Text extract →
##########
2

I try to read a parquet file from AWS S3.

The same code works on my windows machine.

A Google search produced no results.

Pandas should use fastparquet in order to build the dataframe. fastparquet is installed.

Code:

import boto3
import pandas as pd


def get_parquet_from_s3(bucket_name, file_name):
    """
    :param bucket_name:
    :param file_name:
    :return:
    """
    df = pd.read_parquet('s3://{}/{}'.format(bucket_name, file_name))
    print(df.head())

get_parquet_from_s3('my_bucket_name','my_file_name')

I get the exception below:

/home/ubuntu/.local/lib/python3.6/site-packages/numba/errors.py:131: UserWarning: Insufficiently recent colorama version found. Numba requires colorama >= 0.3.9
  warnings.warn(msg)
Traceback (most recent call last):
  File "test_pd_read_parq.py", line 15, in <module>
    get_parquet_from_s3('my_bucket_name','my_file_name')
##########
Annotated element entries
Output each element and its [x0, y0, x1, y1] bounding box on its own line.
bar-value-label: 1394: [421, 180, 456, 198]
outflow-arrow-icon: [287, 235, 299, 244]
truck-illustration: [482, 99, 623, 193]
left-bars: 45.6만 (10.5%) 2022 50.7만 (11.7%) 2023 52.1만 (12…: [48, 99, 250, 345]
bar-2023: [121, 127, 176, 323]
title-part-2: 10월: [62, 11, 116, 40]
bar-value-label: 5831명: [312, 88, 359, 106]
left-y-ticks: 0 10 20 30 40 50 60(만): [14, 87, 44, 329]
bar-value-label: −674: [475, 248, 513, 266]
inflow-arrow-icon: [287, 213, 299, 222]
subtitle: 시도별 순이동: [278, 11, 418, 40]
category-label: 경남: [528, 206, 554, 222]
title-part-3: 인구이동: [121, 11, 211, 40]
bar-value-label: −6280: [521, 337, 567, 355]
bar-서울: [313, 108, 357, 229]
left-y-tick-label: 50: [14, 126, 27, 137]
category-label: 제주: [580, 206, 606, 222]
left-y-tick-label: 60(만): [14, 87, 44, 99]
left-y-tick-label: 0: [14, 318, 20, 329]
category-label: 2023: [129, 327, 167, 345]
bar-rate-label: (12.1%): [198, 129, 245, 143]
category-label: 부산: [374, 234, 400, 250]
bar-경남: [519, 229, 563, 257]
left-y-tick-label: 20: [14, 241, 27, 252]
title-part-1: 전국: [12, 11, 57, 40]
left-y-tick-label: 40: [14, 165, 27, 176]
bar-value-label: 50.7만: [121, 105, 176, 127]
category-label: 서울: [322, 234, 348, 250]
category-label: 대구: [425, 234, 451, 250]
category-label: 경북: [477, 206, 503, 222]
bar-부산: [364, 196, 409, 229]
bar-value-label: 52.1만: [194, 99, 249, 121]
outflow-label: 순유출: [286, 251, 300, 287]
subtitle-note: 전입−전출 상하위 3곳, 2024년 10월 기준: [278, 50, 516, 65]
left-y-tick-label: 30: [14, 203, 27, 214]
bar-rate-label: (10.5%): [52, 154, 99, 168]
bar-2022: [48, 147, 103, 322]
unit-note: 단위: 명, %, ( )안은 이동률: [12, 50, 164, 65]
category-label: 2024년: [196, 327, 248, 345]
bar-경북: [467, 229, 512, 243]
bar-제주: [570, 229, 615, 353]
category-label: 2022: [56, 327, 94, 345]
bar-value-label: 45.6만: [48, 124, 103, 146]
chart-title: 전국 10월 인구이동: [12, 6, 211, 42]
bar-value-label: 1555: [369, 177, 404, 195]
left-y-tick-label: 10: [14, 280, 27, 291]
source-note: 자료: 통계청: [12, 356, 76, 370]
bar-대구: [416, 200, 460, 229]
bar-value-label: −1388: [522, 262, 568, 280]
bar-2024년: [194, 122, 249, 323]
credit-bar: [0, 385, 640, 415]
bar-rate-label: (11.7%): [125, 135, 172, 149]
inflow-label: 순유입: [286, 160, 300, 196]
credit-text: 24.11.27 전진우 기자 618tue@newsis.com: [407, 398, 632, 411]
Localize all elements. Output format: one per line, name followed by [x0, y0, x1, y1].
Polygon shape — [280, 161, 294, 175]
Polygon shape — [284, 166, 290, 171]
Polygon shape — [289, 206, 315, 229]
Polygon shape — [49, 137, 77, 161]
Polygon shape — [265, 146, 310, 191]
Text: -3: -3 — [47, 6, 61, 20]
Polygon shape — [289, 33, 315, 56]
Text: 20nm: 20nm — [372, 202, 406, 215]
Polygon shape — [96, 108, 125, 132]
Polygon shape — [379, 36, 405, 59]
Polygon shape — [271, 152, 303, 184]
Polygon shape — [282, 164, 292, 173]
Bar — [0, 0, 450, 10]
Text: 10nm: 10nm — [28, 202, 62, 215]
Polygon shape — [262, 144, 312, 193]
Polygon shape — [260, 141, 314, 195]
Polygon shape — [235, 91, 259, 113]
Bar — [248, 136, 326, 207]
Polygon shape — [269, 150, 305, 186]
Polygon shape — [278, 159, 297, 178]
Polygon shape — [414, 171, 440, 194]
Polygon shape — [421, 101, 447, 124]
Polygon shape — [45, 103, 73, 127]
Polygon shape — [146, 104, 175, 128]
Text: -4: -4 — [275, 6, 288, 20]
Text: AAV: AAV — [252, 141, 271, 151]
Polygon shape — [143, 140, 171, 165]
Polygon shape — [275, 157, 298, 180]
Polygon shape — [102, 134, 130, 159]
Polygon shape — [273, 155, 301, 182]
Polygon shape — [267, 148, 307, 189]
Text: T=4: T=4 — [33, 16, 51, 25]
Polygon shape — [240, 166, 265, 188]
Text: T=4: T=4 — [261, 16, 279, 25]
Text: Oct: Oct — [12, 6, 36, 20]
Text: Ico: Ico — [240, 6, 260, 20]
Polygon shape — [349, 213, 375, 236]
##########
Challenges →
1. From the S3 parquet post, extract the passage from "print(df.head())" up to and including "warnings.warn(msg)".
2. Answer these from the S3 parquet post:
(a) On what kind of machine does the same code work?
(b) Which library should Pandas use to build the dataframe?
(c) What colorama version does the warning say Numba requires?

Expected responses →
1.
print(df.head())

get_parquet_from_s3('my_bucket_name','my_file_name')

I get the exception below:

/home/ubuntu/.local/lib/python3.6/site-packages/numba/errors.py:131: UserWarning: Insufficiently recent colorama version found. Numba requires colorama >= 0.3.9
  warnings.warn(msg)

2.
(a) A Windows machine.
(b) fastparquet.
(c) Version 0.3.9 or later (>= 0.3.9).